* _Requirements_
Lines that hold the word "ELODIE" should be located and copied.

* _Available data_
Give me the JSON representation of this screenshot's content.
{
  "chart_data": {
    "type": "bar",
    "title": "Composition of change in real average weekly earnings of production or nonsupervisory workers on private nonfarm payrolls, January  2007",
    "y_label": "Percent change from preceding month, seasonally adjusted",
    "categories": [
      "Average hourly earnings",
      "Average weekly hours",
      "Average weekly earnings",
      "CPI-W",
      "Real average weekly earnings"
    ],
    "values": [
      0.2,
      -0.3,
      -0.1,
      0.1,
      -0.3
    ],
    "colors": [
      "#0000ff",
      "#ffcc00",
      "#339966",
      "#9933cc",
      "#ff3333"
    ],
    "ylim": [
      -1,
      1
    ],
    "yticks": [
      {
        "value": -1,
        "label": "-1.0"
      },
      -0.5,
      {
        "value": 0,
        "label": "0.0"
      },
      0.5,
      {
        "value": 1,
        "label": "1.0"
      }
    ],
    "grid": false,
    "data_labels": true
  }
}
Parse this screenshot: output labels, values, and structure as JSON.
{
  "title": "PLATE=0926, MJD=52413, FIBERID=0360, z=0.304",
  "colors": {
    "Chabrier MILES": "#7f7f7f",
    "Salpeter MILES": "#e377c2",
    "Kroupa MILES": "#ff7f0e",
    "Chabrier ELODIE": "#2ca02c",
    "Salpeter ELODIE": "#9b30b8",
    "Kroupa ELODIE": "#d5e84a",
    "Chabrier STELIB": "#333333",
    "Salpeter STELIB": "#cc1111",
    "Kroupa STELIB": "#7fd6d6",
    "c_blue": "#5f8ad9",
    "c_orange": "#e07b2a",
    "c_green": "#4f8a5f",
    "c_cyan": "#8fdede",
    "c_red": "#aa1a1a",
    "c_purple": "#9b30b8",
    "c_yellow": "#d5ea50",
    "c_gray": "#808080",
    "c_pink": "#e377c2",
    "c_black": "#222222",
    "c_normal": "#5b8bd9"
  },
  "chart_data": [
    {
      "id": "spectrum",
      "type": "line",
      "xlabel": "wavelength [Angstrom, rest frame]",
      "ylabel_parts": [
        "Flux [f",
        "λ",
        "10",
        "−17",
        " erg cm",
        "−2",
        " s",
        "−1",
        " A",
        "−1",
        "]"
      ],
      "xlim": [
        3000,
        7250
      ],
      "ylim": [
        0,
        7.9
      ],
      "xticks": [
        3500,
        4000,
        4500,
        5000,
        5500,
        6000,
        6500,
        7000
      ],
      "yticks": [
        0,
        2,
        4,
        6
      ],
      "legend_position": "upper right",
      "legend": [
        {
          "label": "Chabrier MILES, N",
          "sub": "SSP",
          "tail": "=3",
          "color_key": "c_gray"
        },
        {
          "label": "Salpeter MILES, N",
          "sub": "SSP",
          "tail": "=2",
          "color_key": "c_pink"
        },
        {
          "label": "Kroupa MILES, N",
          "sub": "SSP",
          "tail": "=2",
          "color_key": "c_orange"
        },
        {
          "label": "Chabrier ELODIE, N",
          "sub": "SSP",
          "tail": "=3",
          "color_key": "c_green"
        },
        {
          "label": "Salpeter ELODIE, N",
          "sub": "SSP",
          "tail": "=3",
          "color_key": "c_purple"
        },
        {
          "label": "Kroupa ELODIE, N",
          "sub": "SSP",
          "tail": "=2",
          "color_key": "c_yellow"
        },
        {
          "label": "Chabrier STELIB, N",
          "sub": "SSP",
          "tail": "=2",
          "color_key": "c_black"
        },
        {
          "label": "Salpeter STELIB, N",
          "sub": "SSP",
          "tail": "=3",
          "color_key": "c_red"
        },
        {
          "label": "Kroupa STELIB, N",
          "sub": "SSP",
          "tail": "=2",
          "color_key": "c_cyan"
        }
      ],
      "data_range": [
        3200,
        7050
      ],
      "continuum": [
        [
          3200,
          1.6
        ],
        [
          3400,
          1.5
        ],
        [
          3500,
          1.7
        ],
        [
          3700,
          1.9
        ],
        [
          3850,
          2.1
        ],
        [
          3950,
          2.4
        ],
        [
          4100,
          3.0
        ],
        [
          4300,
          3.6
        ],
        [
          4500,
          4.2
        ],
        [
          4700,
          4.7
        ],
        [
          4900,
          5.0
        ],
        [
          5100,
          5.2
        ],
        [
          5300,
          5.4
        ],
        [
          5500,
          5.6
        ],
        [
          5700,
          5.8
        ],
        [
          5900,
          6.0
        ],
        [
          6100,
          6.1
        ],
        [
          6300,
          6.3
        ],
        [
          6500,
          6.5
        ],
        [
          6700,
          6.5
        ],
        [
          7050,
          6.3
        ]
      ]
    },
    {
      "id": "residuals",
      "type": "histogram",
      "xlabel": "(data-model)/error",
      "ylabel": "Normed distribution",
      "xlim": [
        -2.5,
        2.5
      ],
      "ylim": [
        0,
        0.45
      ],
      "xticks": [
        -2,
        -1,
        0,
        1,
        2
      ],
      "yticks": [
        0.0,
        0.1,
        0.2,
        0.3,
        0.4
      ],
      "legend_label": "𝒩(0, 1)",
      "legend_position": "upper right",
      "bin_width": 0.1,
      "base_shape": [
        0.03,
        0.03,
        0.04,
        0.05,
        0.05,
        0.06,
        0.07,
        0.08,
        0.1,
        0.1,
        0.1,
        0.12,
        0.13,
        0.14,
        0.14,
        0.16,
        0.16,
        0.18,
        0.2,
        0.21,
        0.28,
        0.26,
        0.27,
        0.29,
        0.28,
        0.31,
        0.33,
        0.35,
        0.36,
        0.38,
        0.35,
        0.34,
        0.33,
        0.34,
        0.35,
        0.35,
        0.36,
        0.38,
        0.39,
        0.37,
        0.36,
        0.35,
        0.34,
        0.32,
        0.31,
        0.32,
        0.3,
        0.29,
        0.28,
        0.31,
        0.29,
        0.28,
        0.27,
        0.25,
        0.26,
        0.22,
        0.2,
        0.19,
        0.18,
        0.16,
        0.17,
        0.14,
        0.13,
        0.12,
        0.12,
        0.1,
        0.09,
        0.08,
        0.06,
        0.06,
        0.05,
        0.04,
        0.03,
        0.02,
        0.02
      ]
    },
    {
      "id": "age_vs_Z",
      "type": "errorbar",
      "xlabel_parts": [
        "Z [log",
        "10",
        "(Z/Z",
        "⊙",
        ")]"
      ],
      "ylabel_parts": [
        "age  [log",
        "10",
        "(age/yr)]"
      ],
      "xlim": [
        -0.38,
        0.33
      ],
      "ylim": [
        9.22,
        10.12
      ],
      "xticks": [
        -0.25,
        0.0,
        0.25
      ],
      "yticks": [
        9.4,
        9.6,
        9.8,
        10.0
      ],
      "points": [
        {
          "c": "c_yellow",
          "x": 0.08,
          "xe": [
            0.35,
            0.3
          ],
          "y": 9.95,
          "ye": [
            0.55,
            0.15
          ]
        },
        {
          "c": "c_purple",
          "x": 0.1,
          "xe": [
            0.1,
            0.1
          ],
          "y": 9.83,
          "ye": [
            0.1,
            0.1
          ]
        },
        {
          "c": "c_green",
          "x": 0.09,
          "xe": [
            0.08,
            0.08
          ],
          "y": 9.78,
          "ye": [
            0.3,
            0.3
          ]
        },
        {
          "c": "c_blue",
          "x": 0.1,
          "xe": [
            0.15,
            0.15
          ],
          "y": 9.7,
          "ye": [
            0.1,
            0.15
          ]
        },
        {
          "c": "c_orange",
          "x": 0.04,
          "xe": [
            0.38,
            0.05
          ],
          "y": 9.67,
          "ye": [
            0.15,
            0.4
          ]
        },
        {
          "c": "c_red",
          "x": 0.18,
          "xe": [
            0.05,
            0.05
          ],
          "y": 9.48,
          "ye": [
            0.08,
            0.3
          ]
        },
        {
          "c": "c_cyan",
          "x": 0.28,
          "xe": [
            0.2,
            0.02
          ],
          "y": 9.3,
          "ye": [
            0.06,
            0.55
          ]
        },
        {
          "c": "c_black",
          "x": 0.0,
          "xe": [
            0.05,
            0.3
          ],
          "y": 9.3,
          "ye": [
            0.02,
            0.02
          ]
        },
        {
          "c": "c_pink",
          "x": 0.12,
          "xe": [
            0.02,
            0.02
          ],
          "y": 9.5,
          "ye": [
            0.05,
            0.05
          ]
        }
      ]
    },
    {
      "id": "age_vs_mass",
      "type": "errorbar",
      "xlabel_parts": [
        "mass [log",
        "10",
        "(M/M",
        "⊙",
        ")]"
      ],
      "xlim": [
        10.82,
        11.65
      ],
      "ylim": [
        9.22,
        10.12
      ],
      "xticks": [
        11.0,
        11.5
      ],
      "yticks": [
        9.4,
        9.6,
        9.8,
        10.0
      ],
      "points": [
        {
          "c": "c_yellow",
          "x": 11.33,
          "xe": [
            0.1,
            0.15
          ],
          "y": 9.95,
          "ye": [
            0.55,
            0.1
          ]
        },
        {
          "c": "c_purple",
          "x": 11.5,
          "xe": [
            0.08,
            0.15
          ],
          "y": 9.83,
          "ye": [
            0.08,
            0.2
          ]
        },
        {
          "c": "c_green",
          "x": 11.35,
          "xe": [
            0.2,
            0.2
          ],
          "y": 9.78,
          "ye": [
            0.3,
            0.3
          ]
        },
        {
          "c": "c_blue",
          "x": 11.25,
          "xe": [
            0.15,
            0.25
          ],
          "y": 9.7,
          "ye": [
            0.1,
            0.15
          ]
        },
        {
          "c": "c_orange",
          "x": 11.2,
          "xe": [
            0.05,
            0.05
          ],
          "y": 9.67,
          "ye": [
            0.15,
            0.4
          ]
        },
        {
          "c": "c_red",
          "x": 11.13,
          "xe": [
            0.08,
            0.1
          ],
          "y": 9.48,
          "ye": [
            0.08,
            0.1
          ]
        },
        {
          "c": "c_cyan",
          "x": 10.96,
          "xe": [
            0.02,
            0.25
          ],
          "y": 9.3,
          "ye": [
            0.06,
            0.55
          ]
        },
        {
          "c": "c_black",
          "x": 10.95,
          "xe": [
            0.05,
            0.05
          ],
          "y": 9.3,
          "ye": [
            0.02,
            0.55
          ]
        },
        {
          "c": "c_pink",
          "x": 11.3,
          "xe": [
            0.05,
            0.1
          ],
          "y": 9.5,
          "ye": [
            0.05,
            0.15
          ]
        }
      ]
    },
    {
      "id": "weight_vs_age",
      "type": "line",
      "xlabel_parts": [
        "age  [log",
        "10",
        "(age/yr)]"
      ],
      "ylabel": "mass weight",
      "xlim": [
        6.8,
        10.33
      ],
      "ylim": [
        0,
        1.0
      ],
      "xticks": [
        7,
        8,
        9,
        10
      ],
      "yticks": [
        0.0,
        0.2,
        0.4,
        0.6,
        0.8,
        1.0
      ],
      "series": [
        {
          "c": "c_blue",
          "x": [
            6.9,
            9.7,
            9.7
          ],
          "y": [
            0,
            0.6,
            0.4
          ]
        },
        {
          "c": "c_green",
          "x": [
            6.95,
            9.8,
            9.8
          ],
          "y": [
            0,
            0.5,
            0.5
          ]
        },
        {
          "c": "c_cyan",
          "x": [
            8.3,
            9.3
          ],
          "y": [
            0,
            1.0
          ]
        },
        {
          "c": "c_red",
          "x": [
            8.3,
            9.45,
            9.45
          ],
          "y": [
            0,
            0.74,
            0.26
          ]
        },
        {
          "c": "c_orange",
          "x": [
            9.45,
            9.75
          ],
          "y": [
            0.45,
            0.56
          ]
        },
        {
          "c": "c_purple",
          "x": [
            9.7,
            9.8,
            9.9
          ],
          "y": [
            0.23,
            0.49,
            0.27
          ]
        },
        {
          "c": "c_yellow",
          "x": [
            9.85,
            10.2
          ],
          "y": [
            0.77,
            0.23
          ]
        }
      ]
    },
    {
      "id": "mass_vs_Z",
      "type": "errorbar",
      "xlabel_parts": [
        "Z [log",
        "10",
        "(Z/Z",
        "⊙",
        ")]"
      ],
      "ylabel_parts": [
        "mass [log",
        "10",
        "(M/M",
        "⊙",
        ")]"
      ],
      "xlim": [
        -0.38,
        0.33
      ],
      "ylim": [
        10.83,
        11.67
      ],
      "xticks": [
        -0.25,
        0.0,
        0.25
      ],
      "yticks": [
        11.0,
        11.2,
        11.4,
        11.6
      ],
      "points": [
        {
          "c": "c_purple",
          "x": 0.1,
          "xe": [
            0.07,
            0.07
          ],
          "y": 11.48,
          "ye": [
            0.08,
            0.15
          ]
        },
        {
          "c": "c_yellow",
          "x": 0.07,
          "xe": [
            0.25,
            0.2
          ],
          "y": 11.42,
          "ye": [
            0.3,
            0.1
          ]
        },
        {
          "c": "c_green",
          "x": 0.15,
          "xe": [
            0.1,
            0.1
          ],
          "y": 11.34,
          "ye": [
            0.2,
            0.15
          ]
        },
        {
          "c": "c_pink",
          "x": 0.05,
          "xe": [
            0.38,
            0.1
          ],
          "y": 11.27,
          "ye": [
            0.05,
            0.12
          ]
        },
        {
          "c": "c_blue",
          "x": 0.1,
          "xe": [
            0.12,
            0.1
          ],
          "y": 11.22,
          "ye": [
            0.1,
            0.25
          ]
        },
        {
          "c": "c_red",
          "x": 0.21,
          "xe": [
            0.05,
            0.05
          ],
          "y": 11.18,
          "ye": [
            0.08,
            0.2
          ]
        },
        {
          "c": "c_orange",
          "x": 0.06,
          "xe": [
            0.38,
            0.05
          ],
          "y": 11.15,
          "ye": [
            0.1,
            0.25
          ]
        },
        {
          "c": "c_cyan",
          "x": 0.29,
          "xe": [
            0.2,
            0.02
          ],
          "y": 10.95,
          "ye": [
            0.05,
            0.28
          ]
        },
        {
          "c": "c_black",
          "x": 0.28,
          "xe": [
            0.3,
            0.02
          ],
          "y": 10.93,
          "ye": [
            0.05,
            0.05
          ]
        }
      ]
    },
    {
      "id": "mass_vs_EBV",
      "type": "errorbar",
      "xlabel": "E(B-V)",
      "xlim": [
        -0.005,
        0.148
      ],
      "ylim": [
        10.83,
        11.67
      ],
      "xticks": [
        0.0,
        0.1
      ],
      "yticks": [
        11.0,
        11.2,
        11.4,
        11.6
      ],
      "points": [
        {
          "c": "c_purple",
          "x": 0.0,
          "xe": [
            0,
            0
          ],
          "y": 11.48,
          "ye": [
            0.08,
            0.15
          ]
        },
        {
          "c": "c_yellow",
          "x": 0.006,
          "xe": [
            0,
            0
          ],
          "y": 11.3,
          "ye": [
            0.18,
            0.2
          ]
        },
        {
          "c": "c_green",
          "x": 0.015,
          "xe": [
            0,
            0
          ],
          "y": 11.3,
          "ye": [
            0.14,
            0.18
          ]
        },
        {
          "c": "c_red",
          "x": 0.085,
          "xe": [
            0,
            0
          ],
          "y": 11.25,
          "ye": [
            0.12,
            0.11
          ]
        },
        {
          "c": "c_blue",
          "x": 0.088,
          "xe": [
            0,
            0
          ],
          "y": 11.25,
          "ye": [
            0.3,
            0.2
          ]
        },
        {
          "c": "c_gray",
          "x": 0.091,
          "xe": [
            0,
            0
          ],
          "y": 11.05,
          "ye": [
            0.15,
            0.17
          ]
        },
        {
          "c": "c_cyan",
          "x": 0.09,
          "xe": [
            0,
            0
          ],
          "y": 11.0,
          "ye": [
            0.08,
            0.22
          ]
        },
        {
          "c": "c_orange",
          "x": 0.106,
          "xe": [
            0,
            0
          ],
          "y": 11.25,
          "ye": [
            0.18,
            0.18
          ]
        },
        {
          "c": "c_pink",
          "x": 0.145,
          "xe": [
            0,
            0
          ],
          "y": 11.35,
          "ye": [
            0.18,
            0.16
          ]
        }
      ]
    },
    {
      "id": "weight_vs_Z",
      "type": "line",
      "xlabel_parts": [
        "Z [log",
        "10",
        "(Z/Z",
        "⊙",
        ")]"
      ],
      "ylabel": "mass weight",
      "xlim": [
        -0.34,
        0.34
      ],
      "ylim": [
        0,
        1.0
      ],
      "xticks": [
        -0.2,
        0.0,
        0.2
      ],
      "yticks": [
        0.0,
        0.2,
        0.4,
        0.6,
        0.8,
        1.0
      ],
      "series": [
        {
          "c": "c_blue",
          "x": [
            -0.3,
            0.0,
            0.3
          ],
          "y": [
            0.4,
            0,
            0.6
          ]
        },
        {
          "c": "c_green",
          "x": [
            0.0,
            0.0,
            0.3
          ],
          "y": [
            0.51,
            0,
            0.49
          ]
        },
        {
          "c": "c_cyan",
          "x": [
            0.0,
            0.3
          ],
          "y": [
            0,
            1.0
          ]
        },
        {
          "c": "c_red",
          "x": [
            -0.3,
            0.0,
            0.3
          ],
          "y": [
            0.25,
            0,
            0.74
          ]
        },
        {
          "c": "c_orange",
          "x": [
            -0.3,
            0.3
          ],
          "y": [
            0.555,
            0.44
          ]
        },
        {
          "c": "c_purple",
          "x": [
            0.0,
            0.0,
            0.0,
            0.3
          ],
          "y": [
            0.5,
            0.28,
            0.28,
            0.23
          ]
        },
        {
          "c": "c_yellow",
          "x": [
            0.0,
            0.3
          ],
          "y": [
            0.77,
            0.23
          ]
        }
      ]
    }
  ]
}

* _Task answer_
    "Chabrier ELODIE": "#2ca02c",
    "Salpeter ELODIE": "#9b30b8",
    "Kroupa ELODIE": "#d5e84a",
          "label": "Chabrier ELODIE, N",
          "label": "Salpeter ELODIE, N",
          "label": "Kroupa ELODIE, N",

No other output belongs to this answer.